# [SHORT EXERCISE]
Answer with a single number: how many lines in the listing below include "ylabel"?

........

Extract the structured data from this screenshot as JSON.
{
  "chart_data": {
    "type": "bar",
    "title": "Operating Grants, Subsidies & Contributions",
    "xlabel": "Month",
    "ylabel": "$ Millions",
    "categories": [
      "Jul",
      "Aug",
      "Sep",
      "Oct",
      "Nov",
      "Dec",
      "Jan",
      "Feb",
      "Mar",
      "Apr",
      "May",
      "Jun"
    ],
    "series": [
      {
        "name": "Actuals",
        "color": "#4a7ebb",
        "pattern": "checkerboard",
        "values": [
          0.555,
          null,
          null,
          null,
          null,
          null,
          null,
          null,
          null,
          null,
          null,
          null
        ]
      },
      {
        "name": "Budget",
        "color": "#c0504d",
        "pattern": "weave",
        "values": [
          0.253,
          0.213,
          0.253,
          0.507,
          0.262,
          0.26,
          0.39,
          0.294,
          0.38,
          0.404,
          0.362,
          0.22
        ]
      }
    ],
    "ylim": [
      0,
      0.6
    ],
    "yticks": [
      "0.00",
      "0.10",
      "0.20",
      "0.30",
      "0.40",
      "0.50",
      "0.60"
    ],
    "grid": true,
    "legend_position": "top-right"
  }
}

........

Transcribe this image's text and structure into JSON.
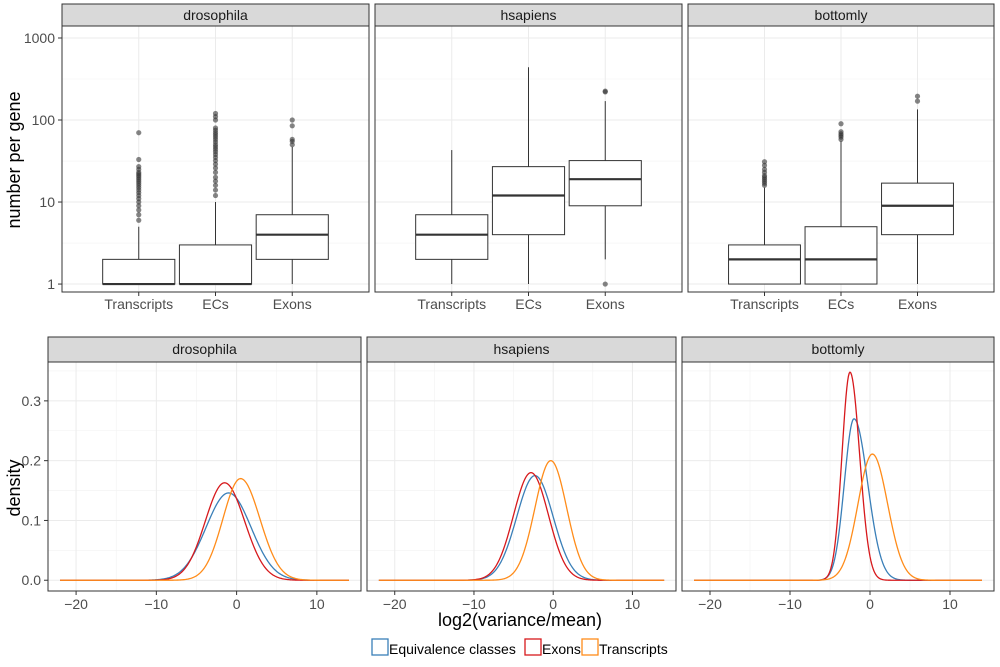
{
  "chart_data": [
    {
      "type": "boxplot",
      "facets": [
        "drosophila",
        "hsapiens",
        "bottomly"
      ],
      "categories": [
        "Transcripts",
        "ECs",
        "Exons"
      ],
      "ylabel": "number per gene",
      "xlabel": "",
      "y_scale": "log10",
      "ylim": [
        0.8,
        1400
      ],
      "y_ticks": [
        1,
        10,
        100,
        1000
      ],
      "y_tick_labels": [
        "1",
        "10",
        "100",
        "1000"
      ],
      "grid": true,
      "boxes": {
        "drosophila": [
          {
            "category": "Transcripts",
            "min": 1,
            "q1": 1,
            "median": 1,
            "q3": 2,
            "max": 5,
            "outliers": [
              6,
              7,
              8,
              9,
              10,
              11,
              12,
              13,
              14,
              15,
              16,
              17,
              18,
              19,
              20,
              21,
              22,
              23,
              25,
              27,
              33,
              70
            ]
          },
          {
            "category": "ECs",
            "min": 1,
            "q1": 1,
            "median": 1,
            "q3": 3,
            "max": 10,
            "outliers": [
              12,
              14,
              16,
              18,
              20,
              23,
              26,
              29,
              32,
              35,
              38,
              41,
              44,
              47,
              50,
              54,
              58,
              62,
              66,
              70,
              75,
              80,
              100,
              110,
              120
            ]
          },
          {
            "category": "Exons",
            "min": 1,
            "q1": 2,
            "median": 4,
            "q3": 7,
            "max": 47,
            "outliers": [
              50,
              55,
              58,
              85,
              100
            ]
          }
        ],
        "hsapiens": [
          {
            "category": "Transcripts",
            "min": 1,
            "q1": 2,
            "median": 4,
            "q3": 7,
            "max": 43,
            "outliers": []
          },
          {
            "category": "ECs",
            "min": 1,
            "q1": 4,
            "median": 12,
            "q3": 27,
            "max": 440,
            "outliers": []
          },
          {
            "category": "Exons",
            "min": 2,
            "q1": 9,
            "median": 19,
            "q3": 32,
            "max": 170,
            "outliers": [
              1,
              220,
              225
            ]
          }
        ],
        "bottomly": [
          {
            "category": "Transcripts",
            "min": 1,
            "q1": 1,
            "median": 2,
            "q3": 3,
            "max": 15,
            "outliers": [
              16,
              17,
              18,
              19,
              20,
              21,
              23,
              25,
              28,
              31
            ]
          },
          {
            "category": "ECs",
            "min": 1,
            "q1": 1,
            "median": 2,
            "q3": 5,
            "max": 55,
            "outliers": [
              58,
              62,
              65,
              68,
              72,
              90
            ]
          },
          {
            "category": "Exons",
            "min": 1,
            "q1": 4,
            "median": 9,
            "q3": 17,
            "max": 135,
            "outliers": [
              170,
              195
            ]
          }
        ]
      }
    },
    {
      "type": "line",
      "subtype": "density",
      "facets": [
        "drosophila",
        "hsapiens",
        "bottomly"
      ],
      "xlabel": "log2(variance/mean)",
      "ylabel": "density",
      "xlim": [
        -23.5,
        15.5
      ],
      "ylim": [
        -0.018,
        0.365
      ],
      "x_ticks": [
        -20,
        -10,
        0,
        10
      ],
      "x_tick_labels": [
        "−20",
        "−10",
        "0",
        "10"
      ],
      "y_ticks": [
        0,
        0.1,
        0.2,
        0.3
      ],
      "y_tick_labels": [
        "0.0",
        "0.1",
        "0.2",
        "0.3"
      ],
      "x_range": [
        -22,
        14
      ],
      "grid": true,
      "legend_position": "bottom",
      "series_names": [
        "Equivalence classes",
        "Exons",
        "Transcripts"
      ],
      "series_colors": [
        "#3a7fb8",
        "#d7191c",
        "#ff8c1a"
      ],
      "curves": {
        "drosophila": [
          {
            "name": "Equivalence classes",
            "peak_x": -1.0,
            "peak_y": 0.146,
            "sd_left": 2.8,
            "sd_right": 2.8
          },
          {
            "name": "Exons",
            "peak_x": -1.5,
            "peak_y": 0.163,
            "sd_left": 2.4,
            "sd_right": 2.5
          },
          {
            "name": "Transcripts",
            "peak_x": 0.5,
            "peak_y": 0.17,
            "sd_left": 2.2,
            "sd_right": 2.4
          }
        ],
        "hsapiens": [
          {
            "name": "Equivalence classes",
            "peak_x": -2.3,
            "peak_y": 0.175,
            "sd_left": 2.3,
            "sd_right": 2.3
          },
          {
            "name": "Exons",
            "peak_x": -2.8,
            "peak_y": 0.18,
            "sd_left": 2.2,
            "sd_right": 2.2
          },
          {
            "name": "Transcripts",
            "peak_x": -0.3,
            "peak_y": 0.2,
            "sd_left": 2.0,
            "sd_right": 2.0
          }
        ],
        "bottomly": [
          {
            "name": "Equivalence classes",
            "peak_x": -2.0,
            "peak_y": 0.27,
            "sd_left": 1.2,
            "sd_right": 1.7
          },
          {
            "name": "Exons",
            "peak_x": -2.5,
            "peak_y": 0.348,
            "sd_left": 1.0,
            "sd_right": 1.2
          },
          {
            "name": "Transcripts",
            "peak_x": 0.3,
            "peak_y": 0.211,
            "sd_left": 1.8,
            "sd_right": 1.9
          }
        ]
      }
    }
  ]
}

........

# [CORRECT OUTPUT]
3